STORED DATA »
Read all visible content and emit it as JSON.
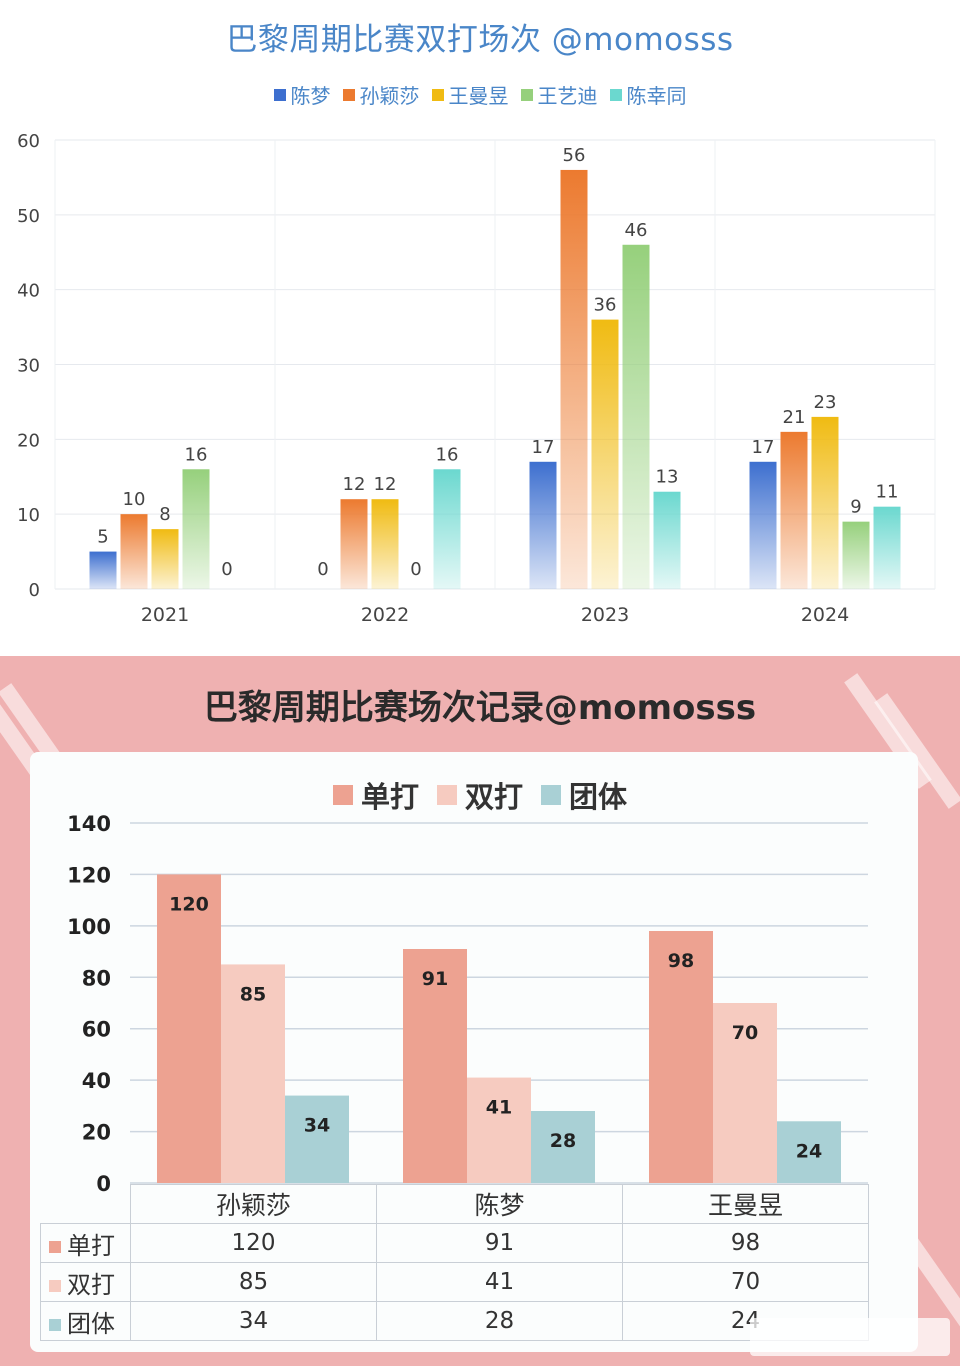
{
  "top_chart": {
    "title": "巴黎周期比赛双打场次 @momosss",
    "colors": {
      "陈梦": "#3d6fcf",
      "孙颖莎": "#ec7a2f",
      "王曼昱": "#f0bb12",
      "王艺迪": "#96d07c",
      "陈幸同": "#6bd8cf"
    }
  },
  "bottom_chart": {
    "title": "巴黎周期比赛场次记录@momosss",
    "colors": {
      "单打": "#eda291",
      "双打": "#f6cbc0",
      "团体": "#a9d0d5"
    },
    "table": {
      "columns": [
        "孙颖莎",
        "陈梦",
        "王曼昱"
      ],
      "rows": [
        {
          "label": "单打",
          "values": [
            "120",
            "91",
            "98"
          ]
        },
        {
          "label": "双打",
          "values": [
            "85",
            "41",
            "70"
          ]
        },
        {
          "label": "团体",
          "values": [
            "34",
            "28",
            "24"
          ]
        }
      ]
    }
  },
  "chart_data": [
    {
      "type": "bar",
      "title": "巴黎周期比赛双打场次 @momosss",
      "categories": [
        "2021",
        "2022",
        "2023",
        "2024"
      ],
      "series": [
        {
          "name": "陈梦",
          "values": [
            5,
            0,
            17,
            17
          ]
        },
        {
          "name": "孙颖莎",
          "values": [
            10,
            12,
            56,
            21
          ]
        },
        {
          "name": "王曼昱",
          "values": [
            8,
            12,
            36,
            23
          ]
        },
        {
          "name": "王艺迪",
          "values": [
            16,
            0,
            46,
            9
          ]
        },
        {
          "name": "陈幸同",
          "values": [
            0,
            16,
            13,
            11
          ]
        }
      ],
      "ylim": [
        0,
        60
      ],
      "yticks": [
        0,
        10,
        20,
        30,
        40,
        50,
        60
      ],
      "grid": true,
      "legend": "top"
    },
    {
      "type": "bar",
      "title": "巴黎周期比赛场次记录@momosss",
      "categories": [
        "孙颖莎",
        "陈梦",
        "王曼昱"
      ],
      "series": [
        {
          "name": "单打",
          "values": [
            120,
            91,
            98
          ]
        },
        {
          "name": "双打",
          "values": [
            85,
            41,
            70
          ]
        },
        {
          "name": "团体",
          "values": [
            34,
            28,
            24
          ]
        }
      ],
      "ylim": [
        0,
        140
      ],
      "yticks": [
        0,
        20,
        40,
        60,
        80,
        100,
        120,
        140
      ],
      "grid": true,
      "legend": "top"
    }
  ]
}
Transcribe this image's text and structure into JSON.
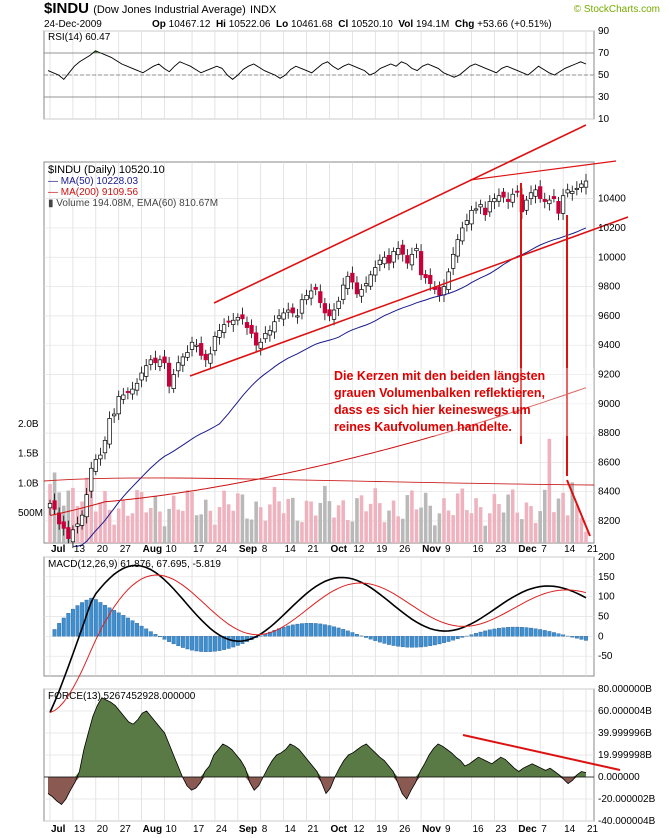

EXERCISE GOAL » Search the records for the word "name". Copy every line that has it.

CORRECT ANSWER »
          "name": "陈梦",
          "name": "孙颖莎",
          "name": "王曼昱",
          "name": "王艺迪",
          "name": "陈幸同",
          "name": "单打",
          "name": "双打",
          "name": "团体",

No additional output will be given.